- _What is asked_: How many lines of these records hold the string "type"? Reply with the number alone.

- _Collection entries_:
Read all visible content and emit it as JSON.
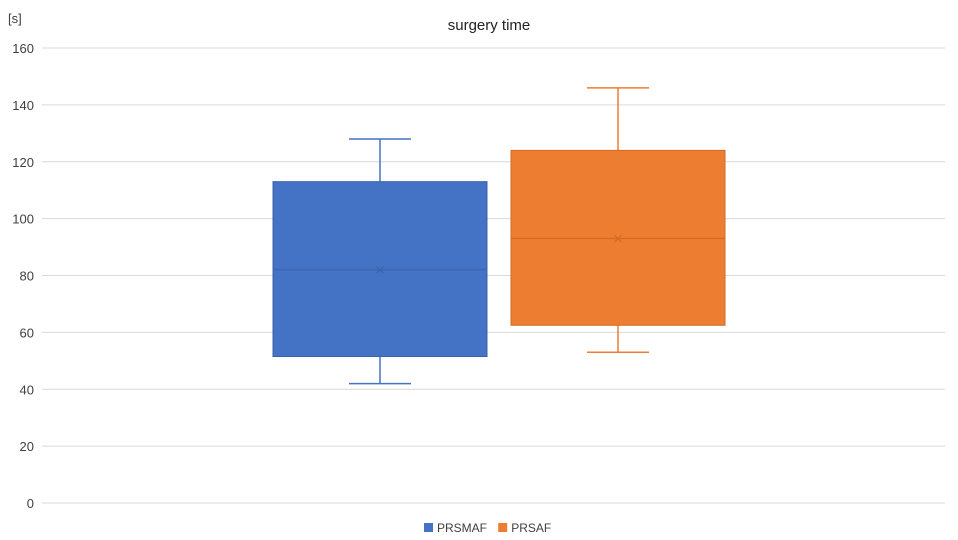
{
  "chart_data": {
    "type": "box",
    "title": "surgery time",
    "ylabel": "[s]",
    "ylim": [
      0,
      160
    ],
    "yticks": [
      0,
      20,
      40,
      60,
      80,
      100,
      120,
      140,
      160
    ],
    "grid": true,
    "legend_position": "bottom",
    "series": [
      {
        "name": "PRSMAF",
        "color": "#4472C4",
        "min": 42,
        "q1": 51.5,
        "median": 82,
        "mean": 82,
        "q3": 113,
        "max": 128
      },
      {
        "name": "PRSAF",
        "color": "#ED7D31",
        "min": 53,
        "q1": 62.5,
        "median": 93,
        "mean": 93,
        "q3": 124,
        "max": 146
      }
    ]
  }
}
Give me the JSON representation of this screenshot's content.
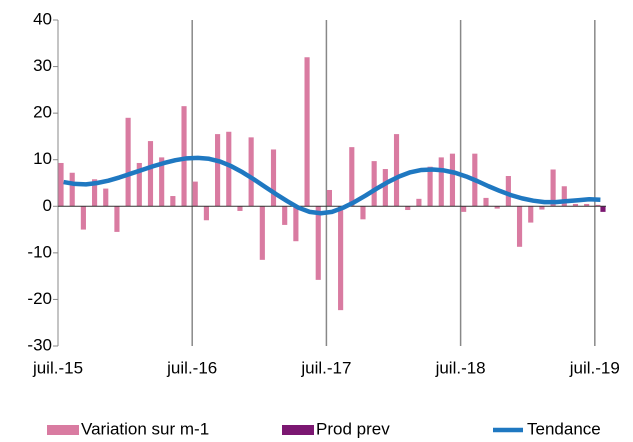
{
  "chart_data": {
    "type": "bar",
    "categories": [
      "juil.-15",
      null,
      null,
      null,
      null,
      null,
      null,
      null,
      null,
      null,
      null,
      null,
      "juil.-16",
      null,
      null,
      null,
      null,
      null,
      null,
      null,
      null,
      null,
      null,
      null,
      "juil.-17",
      null,
      null,
      null,
      null,
      null,
      null,
      null,
      null,
      null,
      null,
      null,
      "juil.-18",
      null,
      null,
      null,
      null,
      null,
      null,
      null,
      null,
      null,
      null,
      null,
      "juil.-19"
    ],
    "series": [
      {
        "name": "Variation sur m-1",
        "type": "bar",
        "color": "#d97ba1",
        "values": [
          9.3,
          7.2,
          -5,
          5.8,
          3.8,
          -5.5,
          19,
          9.3,
          14,
          10.5,
          2.2,
          21.5,
          5.3,
          -3,
          15.5,
          16,
          -1,
          14.8,
          -11.5,
          12.2,
          -4,
          -7.5,
          32,
          -15.8,
          3.5,
          -22.3,
          12.7,
          -2.8,
          9.7,
          8,
          15.5,
          -0.8,
          1.6,
          8.5,
          10.5,
          11.3,
          -1.2,
          11.3,
          1.8,
          -0.5,
          6.5,
          -8.7,
          -3.5,
          -0.7,
          7.9,
          4.3,
          0.5,
          0.5,
          0.3
        ]
      },
      {
        "name": "Prod prev",
        "type": "bar",
        "color": "#7b1771",
        "values": [
          null,
          null,
          null,
          null,
          null,
          null,
          null,
          null,
          null,
          null,
          null,
          null,
          null,
          null,
          null,
          null,
          null,
          null,
          null,
          null,
          null,
          null,
          null,
          null,
          null,
          null,
          null,
          null,
          null,
          null,
          null,
          null,
          null,
          null,
          null,
          null,
          null,
          null,
          null,
          null,
          null,
          null,
          null,
          null,
          null,
          null,
          null,
          null,
          -1.2
        ]
      },
      {
        "name": "Tendance",
        "type": "line",
        "color": "#1f78c1",
        "values": [
          5.2,
          4.8,
          4.7,
          5,
          5.5,
          6.2,
          7,
          7.8,
          8.6,
          9.3,
          9.9,
          10.3,
          10.4,
          10.2,
          9.6,
          8.6,
          7.3,
          5.8,
          4.2,
          2.6,
          1.1,
          -0.3,
          -1.2,
          -1.5,
          -1.2,
          -0.3,
          0.9,
          2.3,
          3.8,
          5.2,
          6.4,
          7.3,
          7.8,
          7.9,
          7.7,
          7.2,
          6.4,
          5.4,
          4.3,
          3.3,
          2.4,
          1.7,
          1.2,
          0.9,
          0.9,
          1.1,
          1.3,
          1.5,
          1.4
        ]
      }
    ],
    "ylim": [
      -30,
      40
    ],
    "yticks": [
      -30,
      -20,
      -10,
      0,
      10,
      20,
      30,
      40
    ],
    "grid": "x",
    "legend": "bottom"
  }
}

- _Solution for this problem_: 5